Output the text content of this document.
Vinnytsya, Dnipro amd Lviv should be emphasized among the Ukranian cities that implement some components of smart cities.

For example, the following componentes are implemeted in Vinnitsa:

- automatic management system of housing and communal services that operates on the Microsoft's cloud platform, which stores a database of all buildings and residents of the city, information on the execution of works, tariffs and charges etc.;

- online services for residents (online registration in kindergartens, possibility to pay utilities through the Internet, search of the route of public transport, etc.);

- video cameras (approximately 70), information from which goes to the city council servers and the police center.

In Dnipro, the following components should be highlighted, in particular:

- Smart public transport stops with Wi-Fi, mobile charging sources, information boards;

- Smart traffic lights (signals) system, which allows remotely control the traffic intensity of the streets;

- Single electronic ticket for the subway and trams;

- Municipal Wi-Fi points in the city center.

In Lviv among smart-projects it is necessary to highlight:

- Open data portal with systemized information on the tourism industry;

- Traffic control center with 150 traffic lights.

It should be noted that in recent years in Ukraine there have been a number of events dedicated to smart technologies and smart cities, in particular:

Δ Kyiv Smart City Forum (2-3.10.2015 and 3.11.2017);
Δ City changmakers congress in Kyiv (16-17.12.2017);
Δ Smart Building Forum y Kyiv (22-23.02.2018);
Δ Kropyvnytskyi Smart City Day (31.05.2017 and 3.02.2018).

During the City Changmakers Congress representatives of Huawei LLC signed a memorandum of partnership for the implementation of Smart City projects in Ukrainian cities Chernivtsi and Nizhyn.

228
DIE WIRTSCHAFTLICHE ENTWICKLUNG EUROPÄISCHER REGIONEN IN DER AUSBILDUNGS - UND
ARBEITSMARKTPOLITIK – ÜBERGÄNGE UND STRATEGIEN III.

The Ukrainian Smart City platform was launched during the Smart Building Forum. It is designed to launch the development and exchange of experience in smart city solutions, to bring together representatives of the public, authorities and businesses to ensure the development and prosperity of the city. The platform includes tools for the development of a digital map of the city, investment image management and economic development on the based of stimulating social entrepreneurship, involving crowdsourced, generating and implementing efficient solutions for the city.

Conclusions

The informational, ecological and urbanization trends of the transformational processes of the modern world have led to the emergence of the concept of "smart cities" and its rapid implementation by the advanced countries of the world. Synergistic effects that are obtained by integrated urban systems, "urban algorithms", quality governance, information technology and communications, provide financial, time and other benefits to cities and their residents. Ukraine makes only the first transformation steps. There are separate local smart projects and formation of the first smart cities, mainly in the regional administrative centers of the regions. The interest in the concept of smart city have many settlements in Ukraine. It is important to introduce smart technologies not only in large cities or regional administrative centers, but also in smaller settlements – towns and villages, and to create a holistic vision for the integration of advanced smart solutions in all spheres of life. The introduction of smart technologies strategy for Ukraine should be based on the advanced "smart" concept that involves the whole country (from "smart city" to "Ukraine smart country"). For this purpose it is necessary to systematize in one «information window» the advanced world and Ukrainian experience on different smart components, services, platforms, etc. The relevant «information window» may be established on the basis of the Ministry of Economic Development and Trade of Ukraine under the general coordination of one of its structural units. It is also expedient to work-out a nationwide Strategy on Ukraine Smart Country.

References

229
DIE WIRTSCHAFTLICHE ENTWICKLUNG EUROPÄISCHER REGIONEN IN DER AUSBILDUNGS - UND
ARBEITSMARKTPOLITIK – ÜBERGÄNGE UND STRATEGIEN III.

--- Task details ---
Set down every record above exactly as given.

--- Exercise result ---
Output the text content of this document.
Vinnytsya, Dnipro amd Lviv should be emphasized among the Ukranian cities that implement some components of smart cities.

For example, the following componentes are implemeted in Vinnitsa:

- automatic management system of housing and communal services that operates on the Microsoft's cloud platform, which stores a database of all buildings and residents of the city, information on the execution of works, tariffs and charges etc.;

- online services for residents (online registration in kindergartens, possibility to pay utilities through the Internet, search of the route of public transport, etc.);

- video cameras (approximately 70), information from which goes to the city council servers and the police center.

In Dnipro, the following components should be highlighted, in particular:

- Smart public transport stops with Wi-Fi, mobile charging sources, information boards;

- Smart traffic lights (signals) system, which allows remotely control the traffic intensity of the streets;

- Single electronic ticket for the subway and trams;

- Municipal Wi-Fi points in the city center.

In Lviv among smart-projects it is necessary to highlight:

- Open data portal with systemized information on the tourism industry;

- Traffic control center with 150 traffic lights.

It should be noted that in recent years in Ukraine there have been a number of events dedicated to smart technologies and smart cities, in particular:

Δ Kyiv Smart City Forum (2-3.10.2015 and 3.11.2017);
Δ City changmakers congress in Kyiv (16-17.12.2017);
Δ Smart Building Forum y Kyiv (22-23.02.2018);
Δ Kropyvnytskyi Smart City Day (31.05.2017 and 3.02.2018).

During the City Changmakers Congress representatives of Huawei LLC signed a memorandum of partnership for the implementation of Smart City projects in Ukrainian cities Chernivtsi and Nizhyn.

228
DIE WIRTSCHAFTLICHE ENTWICKLUNG EUROPÄISCHER REGIONEN IN DER AUSBILDUNGS - UND
ARBEITSMARKTPOLITIK – ÜBERGÄNGE UND STRATEGIEN III.

The Ukrainian Smart City platform was launched during the Smart Building Forum. It is designed to launch the development and exchange of experience in smart city solutions, to bring together representatives of the public, authorities and businesses to ensure the development and prosperity of the city. The platform includes tools for the development of a digital map of the city, investment image management and economic development on the based of stimulating social entrepreneurship, involving crowdsourced, generating and implementing efficient solutions for the city.

Conclusions

The informational, ecological and urbanization trends of the transformational processes of the modern world have led to the emergence of the concept of "smart cities" and its rapid implementation by the advanced countries of the world. Synergistic effects that are obtained by integrated urban systems, "urban algorithms", quality governance, information technology and communications, provide financial, time and other benefits to cities and their residents. Ukraine makes only the first transformation steps. There are separate local smart projects and formation of the first smart cities, mainly in the regional administrative centers of the regions. The interest in the concept of smart city have many settlements in Ukraine. It is important to introduce smart technologies not only in large cities or regional administrative centers, but also in smaller settlements – towns and villages, and to create a holistic vision for the integration of advanced smart solutions in all spheres of life. The introduction of smart technologies strategy for Ukraine should be based on the advanced "smart" concept that involves the whole country (from "smart city" to "Ukraine smart country"). For this purpose it is necessary to systematize in one «information window» the advanced world and Ukrainian experience on different smart components, services, platforms, etc. The relevant «information window» may be established on the basis of the Ministry of Economic Development and Trade of Ukraine under the general coordination of one of its structural units. It is also expedient to work-out a nationwide Strategy on Ukraine Smart Country.

References

229
DIE WIRTSCHAFTLICHE ENTWICKLUNG EUROPÄISCHER REGIONEN IN DER AUSBILDUNGS - UND
ARBEITSMARKTPOLITIK – ÜBERGÄNGE UND STRATEGIEN III.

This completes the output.